**To be done:** Copy, in full, each line of the material that holds the word "name".

(Extracts from a graphics dataset)
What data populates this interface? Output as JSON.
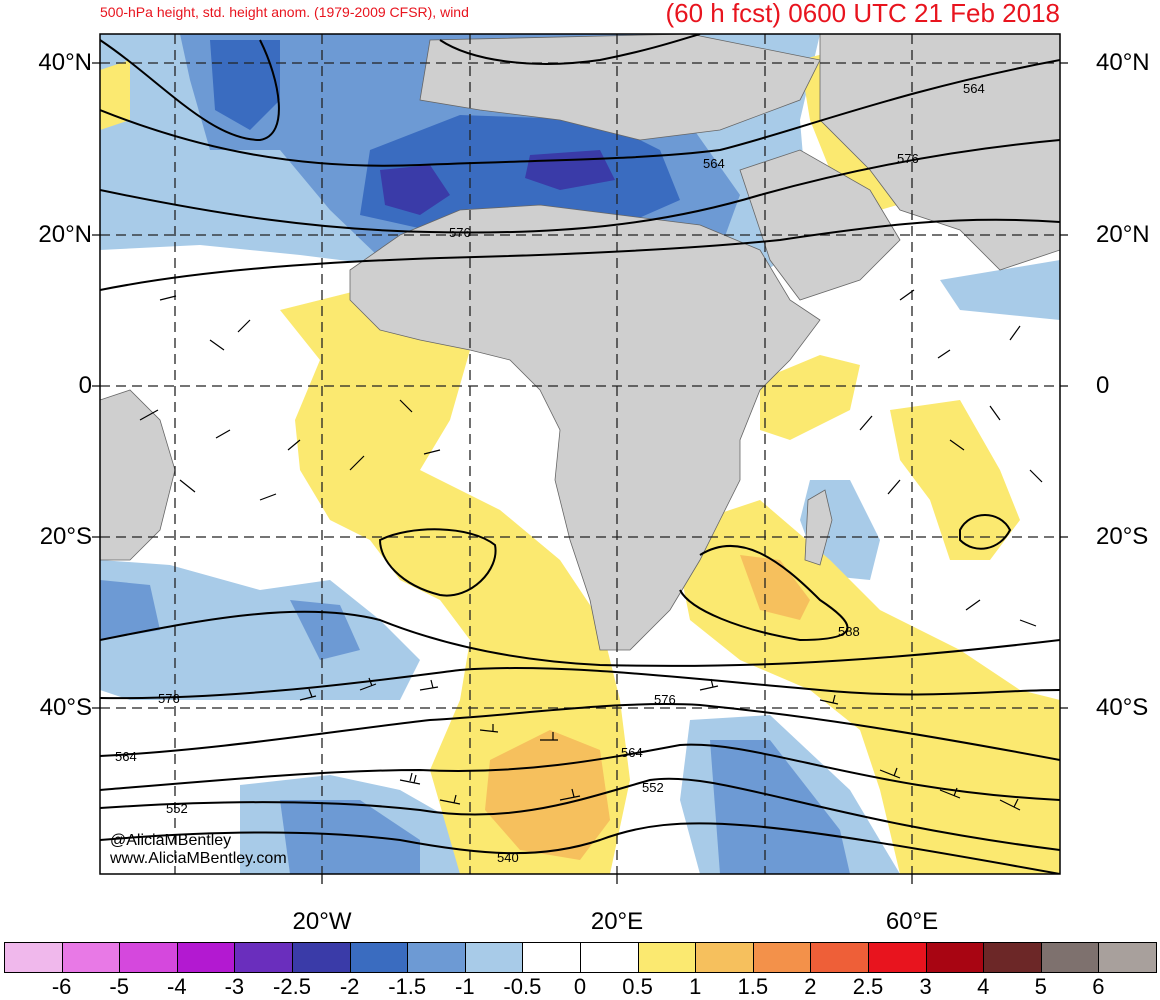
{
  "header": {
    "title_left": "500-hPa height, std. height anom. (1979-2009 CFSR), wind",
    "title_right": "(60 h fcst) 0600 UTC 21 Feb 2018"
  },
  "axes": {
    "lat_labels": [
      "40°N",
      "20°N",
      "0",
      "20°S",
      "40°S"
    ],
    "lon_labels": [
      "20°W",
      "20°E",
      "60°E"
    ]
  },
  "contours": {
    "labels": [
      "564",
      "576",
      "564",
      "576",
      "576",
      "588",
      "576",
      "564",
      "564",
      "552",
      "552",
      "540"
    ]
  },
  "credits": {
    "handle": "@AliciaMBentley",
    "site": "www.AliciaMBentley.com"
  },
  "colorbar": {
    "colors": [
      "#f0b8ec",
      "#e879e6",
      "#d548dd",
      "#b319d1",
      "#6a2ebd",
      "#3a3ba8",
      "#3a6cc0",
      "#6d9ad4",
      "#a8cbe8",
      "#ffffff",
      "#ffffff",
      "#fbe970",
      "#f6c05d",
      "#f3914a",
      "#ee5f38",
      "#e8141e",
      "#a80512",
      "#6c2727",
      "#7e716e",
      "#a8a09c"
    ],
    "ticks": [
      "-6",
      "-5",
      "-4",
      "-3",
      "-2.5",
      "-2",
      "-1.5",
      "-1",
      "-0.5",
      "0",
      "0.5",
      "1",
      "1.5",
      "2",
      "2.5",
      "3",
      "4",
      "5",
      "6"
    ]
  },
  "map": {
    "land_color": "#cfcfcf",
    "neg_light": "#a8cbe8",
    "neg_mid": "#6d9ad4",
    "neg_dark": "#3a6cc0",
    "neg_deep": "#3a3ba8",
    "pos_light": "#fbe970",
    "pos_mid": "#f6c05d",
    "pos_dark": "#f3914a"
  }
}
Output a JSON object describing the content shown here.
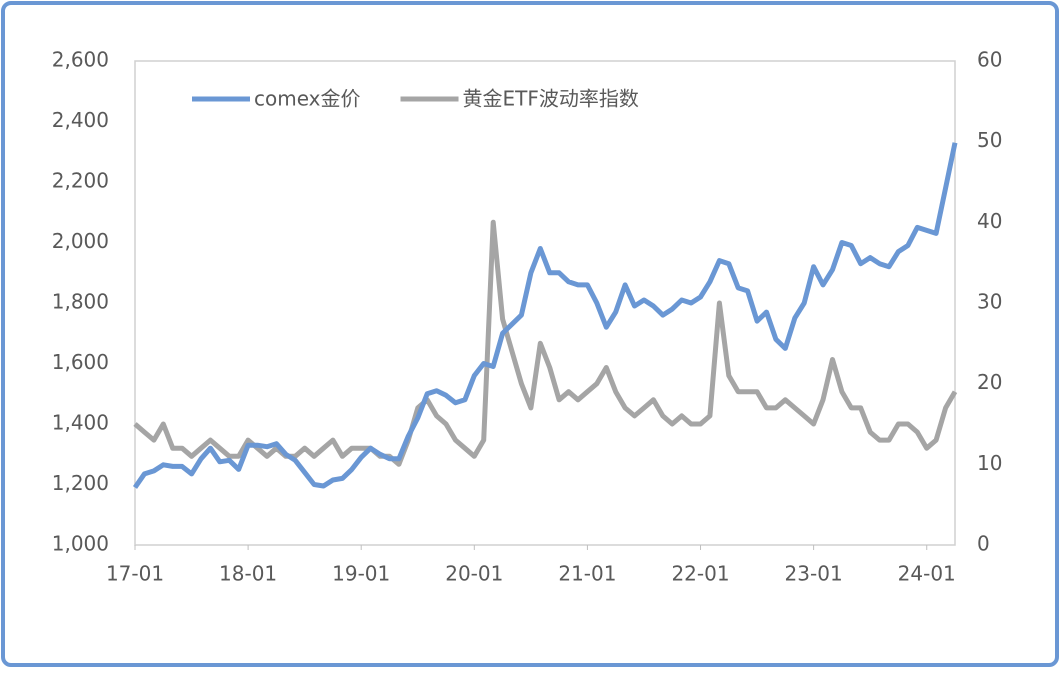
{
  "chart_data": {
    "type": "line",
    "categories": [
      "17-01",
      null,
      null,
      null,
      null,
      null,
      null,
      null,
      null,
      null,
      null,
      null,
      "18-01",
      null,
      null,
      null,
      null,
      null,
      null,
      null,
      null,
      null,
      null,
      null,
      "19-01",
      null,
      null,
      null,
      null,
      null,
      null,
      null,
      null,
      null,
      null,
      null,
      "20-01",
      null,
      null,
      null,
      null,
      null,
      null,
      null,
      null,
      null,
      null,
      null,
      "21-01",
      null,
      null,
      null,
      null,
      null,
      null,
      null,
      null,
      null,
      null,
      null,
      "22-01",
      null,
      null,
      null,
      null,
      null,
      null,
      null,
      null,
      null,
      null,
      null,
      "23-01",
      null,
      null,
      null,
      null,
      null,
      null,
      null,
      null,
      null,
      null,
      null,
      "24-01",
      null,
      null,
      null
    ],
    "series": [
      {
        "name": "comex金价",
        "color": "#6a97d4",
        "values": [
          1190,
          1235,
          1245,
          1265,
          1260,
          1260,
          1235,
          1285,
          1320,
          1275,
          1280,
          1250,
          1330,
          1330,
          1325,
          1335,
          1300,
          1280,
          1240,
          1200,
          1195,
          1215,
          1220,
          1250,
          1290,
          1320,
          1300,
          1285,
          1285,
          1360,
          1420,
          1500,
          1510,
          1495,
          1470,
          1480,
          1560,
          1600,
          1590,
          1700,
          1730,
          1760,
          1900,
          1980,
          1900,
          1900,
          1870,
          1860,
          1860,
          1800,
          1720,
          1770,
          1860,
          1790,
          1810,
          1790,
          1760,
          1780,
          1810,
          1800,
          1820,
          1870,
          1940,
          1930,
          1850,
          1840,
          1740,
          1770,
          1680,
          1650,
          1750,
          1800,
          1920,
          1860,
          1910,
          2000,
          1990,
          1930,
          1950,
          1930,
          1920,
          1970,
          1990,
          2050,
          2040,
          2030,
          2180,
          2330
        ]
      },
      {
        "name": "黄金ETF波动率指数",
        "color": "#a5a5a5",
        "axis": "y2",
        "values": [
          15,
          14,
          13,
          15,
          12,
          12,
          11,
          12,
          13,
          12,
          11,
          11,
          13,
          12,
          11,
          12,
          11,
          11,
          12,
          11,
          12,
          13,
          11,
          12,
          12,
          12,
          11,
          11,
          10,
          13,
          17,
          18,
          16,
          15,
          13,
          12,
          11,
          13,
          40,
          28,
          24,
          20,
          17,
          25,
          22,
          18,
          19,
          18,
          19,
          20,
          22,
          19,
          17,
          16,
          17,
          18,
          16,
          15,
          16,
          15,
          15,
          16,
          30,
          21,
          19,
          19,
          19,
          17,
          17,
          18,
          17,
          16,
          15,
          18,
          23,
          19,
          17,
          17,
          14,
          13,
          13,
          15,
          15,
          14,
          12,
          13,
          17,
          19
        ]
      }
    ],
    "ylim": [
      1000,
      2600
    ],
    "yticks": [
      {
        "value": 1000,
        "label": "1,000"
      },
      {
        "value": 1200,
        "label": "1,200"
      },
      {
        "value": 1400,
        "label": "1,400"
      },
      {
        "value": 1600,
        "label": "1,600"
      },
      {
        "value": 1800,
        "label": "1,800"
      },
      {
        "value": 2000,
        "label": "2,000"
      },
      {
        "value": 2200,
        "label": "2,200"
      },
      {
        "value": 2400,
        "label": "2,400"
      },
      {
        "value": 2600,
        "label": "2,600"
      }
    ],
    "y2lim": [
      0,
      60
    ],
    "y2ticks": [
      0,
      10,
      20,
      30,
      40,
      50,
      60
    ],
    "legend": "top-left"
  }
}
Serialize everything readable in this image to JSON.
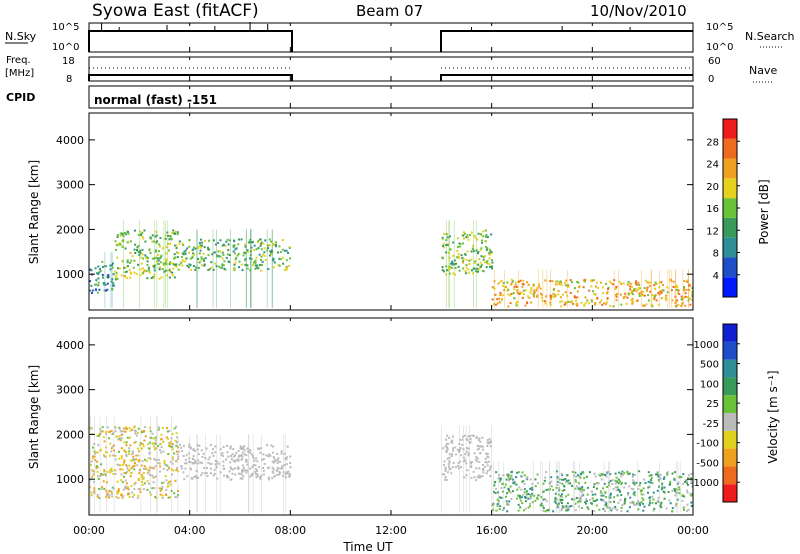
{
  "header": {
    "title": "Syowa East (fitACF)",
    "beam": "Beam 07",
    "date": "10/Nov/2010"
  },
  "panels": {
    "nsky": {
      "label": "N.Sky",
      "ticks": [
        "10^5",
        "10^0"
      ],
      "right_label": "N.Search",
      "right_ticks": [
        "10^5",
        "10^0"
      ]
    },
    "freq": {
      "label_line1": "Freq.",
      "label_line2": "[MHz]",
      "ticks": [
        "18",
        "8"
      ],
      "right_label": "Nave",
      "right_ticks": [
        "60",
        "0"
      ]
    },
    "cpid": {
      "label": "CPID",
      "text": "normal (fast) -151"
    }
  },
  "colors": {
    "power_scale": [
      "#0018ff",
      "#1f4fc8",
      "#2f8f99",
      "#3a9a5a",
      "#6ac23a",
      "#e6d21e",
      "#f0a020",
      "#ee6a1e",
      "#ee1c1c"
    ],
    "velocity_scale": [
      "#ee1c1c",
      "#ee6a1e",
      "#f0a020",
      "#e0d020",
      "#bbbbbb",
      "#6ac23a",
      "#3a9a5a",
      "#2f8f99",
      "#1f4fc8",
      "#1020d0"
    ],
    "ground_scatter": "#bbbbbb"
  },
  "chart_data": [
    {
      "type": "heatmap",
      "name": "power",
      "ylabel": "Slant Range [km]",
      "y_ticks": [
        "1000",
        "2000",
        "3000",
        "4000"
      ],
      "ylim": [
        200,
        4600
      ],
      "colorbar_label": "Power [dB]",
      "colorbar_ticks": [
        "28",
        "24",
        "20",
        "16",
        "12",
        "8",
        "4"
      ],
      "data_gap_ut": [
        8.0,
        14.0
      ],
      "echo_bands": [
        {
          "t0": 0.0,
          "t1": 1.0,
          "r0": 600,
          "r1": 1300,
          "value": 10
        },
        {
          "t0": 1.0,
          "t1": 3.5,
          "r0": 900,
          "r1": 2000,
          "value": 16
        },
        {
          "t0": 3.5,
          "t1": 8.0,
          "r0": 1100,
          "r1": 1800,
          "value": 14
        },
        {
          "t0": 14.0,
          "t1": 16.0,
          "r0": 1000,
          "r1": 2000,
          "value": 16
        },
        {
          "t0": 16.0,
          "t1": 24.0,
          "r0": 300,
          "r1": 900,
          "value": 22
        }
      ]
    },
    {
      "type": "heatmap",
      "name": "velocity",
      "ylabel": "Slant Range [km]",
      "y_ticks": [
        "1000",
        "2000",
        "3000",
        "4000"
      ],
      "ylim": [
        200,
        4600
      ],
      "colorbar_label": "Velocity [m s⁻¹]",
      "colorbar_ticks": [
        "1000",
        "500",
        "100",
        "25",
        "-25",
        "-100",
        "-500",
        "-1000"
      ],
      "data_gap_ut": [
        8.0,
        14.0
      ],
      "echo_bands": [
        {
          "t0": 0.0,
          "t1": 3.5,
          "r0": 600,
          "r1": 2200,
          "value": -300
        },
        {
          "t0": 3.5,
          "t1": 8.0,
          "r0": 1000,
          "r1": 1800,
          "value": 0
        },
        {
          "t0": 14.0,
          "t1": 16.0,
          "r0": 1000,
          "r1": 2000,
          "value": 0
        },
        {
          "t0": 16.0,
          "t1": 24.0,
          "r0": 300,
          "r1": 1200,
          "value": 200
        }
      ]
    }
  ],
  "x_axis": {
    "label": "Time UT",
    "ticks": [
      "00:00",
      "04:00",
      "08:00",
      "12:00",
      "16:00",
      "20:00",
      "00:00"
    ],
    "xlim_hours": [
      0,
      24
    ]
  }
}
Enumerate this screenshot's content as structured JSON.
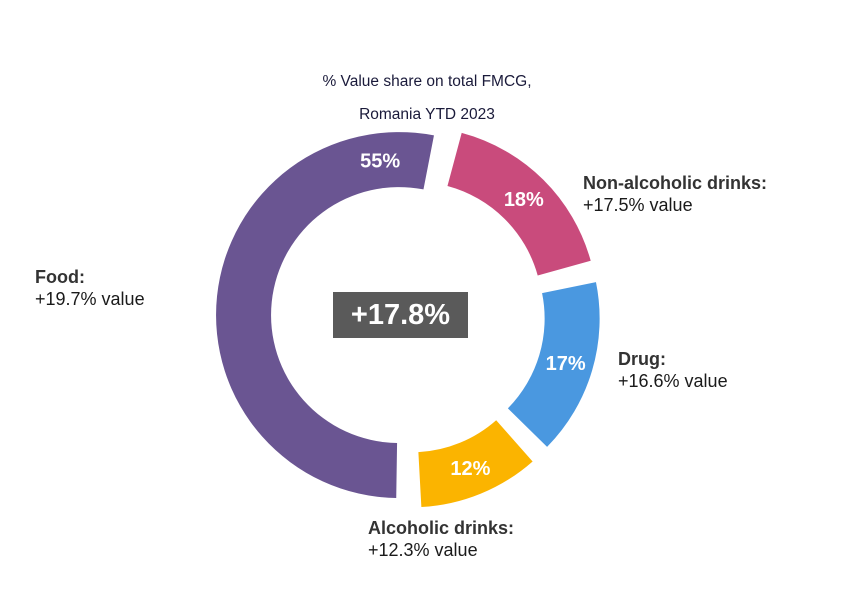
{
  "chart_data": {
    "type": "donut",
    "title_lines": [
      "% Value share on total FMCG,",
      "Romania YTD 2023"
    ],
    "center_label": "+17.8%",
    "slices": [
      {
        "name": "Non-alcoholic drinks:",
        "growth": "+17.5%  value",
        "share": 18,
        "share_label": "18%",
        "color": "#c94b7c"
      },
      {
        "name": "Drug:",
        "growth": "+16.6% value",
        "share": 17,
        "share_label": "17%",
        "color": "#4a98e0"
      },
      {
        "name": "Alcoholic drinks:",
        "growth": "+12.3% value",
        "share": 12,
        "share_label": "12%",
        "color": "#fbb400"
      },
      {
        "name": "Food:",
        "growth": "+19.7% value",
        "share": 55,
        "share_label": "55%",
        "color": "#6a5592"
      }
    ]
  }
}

**Response for this exercise:**
        "name": "comex金价",
        "name": "黄金ETF波动率指数",
      "name": "power",
      "name": "velocity",
        "name": "Non-alcoholic drinks:",
        "name": "Drug:",
        "name": "Alcoholic drinks:",
        "name": "Food:",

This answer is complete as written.